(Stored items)

====

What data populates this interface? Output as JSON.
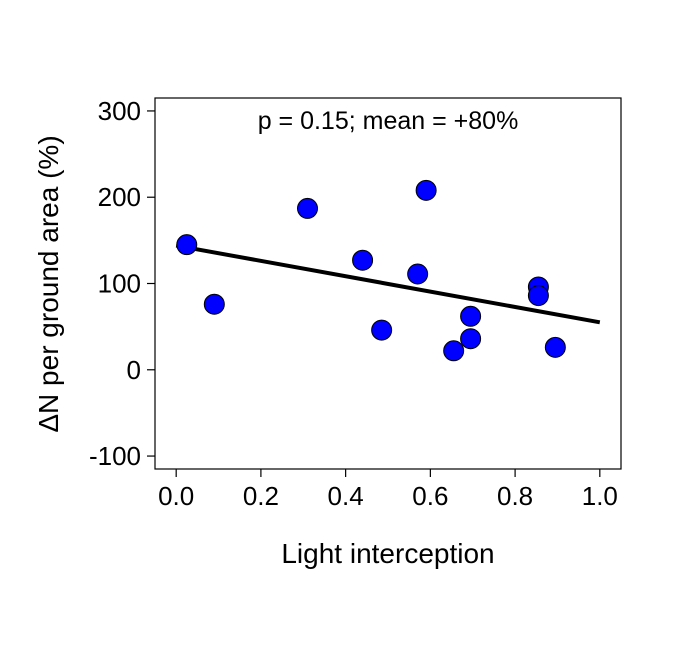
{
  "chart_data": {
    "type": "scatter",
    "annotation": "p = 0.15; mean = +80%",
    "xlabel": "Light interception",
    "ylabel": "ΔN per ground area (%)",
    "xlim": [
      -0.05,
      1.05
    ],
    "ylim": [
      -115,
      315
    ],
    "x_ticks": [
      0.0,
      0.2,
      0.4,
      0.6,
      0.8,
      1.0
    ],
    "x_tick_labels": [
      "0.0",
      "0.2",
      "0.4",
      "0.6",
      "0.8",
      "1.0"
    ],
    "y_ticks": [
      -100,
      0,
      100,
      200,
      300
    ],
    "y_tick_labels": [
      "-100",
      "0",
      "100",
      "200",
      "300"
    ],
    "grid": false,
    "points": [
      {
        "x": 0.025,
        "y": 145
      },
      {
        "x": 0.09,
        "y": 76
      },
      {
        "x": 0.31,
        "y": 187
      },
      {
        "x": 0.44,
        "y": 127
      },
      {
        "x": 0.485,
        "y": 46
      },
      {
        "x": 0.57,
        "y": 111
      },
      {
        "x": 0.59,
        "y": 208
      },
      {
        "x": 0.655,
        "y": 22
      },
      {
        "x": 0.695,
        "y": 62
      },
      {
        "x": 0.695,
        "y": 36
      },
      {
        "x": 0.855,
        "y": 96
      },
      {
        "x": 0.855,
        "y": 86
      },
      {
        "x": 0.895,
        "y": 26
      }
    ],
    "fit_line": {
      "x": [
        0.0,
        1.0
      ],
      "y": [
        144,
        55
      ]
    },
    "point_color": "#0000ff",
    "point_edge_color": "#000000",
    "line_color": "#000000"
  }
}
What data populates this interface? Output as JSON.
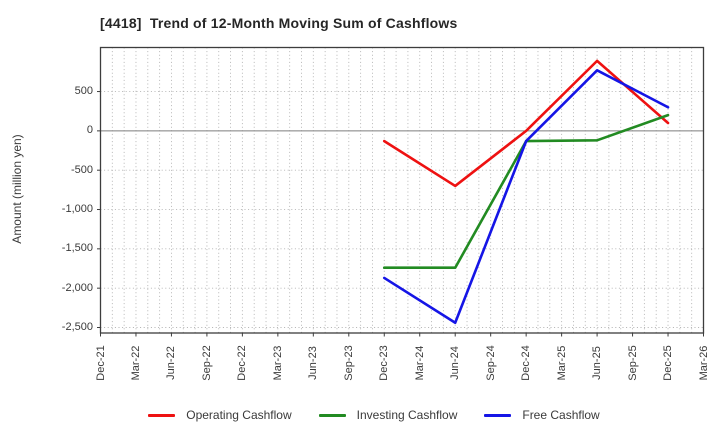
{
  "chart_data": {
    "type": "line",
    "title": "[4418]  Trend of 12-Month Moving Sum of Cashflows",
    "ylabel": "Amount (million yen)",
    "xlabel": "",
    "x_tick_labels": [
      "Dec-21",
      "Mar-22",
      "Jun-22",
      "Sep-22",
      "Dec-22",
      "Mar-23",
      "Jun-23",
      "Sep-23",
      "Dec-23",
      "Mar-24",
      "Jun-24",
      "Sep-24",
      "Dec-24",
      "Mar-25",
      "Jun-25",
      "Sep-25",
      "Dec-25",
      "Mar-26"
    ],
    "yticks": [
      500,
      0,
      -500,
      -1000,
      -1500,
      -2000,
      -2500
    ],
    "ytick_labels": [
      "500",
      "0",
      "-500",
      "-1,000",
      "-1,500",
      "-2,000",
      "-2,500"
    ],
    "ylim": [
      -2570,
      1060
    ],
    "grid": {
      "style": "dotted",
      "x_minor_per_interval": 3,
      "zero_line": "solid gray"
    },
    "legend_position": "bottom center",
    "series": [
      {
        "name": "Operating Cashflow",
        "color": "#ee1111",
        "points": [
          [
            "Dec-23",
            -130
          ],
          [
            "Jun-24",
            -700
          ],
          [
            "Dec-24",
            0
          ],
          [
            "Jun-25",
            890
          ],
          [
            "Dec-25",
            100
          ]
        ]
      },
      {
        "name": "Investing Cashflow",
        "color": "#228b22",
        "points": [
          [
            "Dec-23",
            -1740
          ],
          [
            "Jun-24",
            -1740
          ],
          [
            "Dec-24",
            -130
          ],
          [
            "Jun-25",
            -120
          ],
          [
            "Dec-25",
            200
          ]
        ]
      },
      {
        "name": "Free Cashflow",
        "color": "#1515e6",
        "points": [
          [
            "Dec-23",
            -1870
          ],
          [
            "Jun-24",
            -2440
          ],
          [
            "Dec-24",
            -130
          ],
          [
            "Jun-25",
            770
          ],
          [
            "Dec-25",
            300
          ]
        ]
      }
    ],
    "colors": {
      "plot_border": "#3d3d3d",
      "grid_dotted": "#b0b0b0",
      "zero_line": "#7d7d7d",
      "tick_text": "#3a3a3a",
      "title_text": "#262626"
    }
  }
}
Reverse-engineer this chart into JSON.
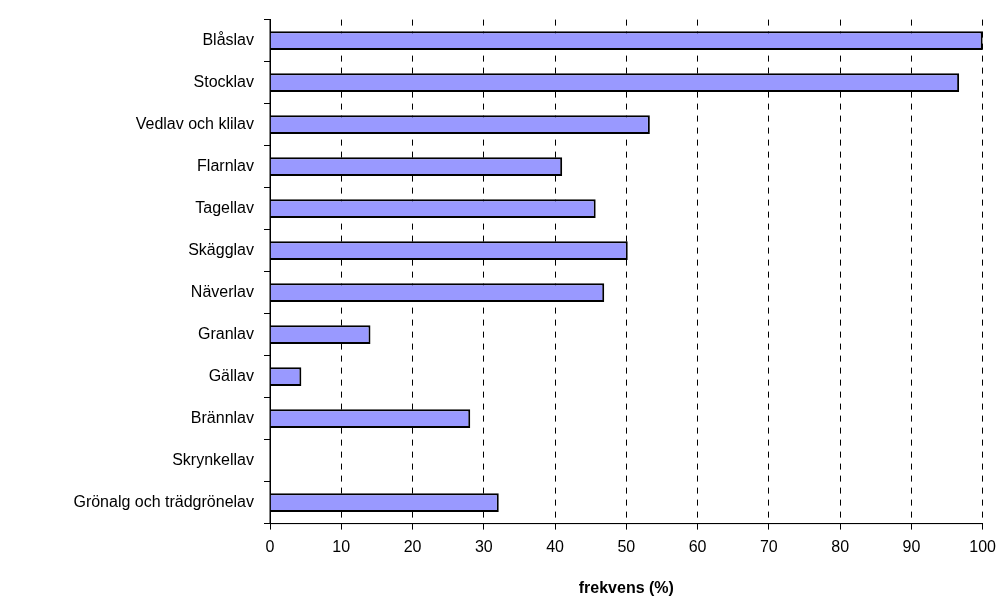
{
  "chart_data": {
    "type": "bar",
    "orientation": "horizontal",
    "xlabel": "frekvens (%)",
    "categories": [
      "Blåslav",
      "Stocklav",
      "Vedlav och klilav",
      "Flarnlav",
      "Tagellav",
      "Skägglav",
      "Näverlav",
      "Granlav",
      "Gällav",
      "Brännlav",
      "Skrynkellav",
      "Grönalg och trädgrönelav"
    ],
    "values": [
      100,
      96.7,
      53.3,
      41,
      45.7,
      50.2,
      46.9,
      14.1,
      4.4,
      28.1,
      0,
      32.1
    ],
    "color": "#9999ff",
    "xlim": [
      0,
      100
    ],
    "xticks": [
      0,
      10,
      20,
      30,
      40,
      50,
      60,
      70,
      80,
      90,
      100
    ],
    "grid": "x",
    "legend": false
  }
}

====

Reproduce each entry precisely. Leave the pictures out.

What data populates this interface? Output as JSON.
{
  "chart_data": {
    "type": "scatter",
    "annotation": "p = 0.15; mean = +80%",
    "xlabel": "Light interception",
    "ylabel": "ΔN per ground area (%)",
    "xlim": [
      -0.05,
      1.05
    ],
    "ylim": [
      -115,
      315
    ],
    "x_ticks": [
      0.0,
      0.2,
      0.4,
      0.6,
      0.8,
      1.0
    ],
    "x_tick_labels": [
      "0.0",
      "0.2",
      "0.4",
      "0.6",
      "0.8",
      "1.0"
    ],
    "y_ticks": [
      -100,
      0,
      100,
      200,
      300
    ],
    "y_tick_labels": [
      "-100",
      "0",
      "100",
      "200",
      "300"
    ],
    "grid": false,
    "points": [
      {
        "x": 0.025,
        "y": 145
      },
      {
        "x": 0.09,
        "y": 76
      },
      {
        "x": 0.31,
        "y": 187
      },
      {
        "x": 0.44,
        "y": 127
      },
      {
        "x": 0.485,
        "y": 46
      },
      {
        "x": 0.57,
        "y": 111
      },
      {
        "x": 0.59,
        "y": 208
      },
      {
        "x": 0.655,
        "y": 22
      },
      {
        "x": 0.695,
        "y": 62
      },
      {
        "x": 0.695,
        "y": 36
      },
      {
        "x": 0.855,
        "y": 96
      },
      {
        "x": 0.855,
        "y": 86
      },
      {
        "x": 0.895,
        "y": 26
      }
    ],
    "fit_line": {
      "x": [
        0.0,
        1.0
      ],
      "y": [
        144,
        55
      ]
    },
    "point_color": "#0000ff",
    "point_edge_color": "#000000",
    "line_color": "#000000"
  }
}
What data populates this interface? Output as JSON.
{
  "chart_data": {
    "type": "line",
    "title": "[4418]  Trend of 12-Month Moving Sum of Cashflows",
    "ylabel": "Amount (million yen)",
    "xlabel": "",
    "x_tick_labels": [
      "Dec-21",
      "Mar-22",
      "Jun-22",
      "Sep-22",
      "Dec-22",
      "Mar-23",
      "Jun-23",
      "Sep-23",
      "Dec-23",
      "Mar-24",
      "Jun-24",
      "Sep-24",
      "Dec-24",
      "Mar-25",
      "Jun-25",
      "Sep-25",
      "Dec-25",
      "Mar-26"
    ],
    "yticks": [
      500,
      0,
      -500,
      -1000,
      -1500,
      -2000,
      -2500
    ],
    "ytick_labels": [
      "500",
      "0",
      "-500",
      "-1,000",
      "-1,500",
      "-2,000",
      "-2,500"
    ],
    "ylim": [
      -2570,
      1060
    ],
    "grid": {
      "style": "dotted",
      "x_minor_per_interval": 3,
      "zero_line": "solid gray"
    },
    "legend_position": "bottom center",
    "series": [
      {
        "name": "Operating Cashflow",
        "color": "#ee1111",
        "points": [
          [
            "Dec-23",
            -130
          ],
          [
            "Jun-24",
            -700
          ],
          [
            "Dec-24",
            0
          ],
          [
            "Jun-25",
            890
          ],
          [
            "Dec-25",
            100
          ]
        ]
      },
      {
        "name": "Investing Cashflow",
        "color": "#228b22",
        "points": [
          [
            "Dec-23",
            -1740
          ],
          [
            "Jun-24",
            -1740
          ],
          [
            "Dec-24",
            -130
          ],
          [
            "Jun-25",
            -120
          ],
          [
            "Dec-25",
            200
          ]
        ]
      },
      {
        "name": "Free Cashflow",
        "color": "#1515e6",
        "points": [
          [
            "Dec-23",
            -1870
          ],
          [
            "Jun-24",
            -2440
          ],
          [
            "Dec-24",
            -130
          ],
          [
            "Jun-25",
            770
          ],
          [
            "Dec-25",
            300
          ]
        ]
      }
    ],
    "colors": {
      "plot_border": "#3d3d3d",
      "grid_dotted": "#b0b0b0",
      "zero_line": "#7d7d7d",
      "tick_text": "#3a3a3a",
      "title_text": "#262626"
    }
  }
}
Reverse-engineer this chart into JSON.
{
  "chart_data": {
    "type": "bar",
    "orientation": "horizontal",
    "xlabel": "frekvens (%)",
    "categories": [
      "Blåslav",
      "Stocklav",
      "Vedlav och klilav",
      "Flarnlav",
      "Tagellav",
      "Skägglav",
      "Näverlav",
      "Granlav",
      "Gällav",
      "Brännlav",
      "Skrynkellav",
      "Grönalg och trädgrönelav"
    ],
    "values": [
      100,
      96.7,
      53.3,
      41,
      45.7,
      50.2,
      46.9,
      14.1,
      4.4,
      28.1,
      0,
      32.1
    ],
    "color": "#9999ff",
    "xlim": [
      0,
      100
    ],
    "xticks": [
      0,
      10,
      20,
      30,
      40,
      50,
      60,
      70,
      80,
      90,
      100
    ],
    "grid": "x",
    "legend": false
  }
}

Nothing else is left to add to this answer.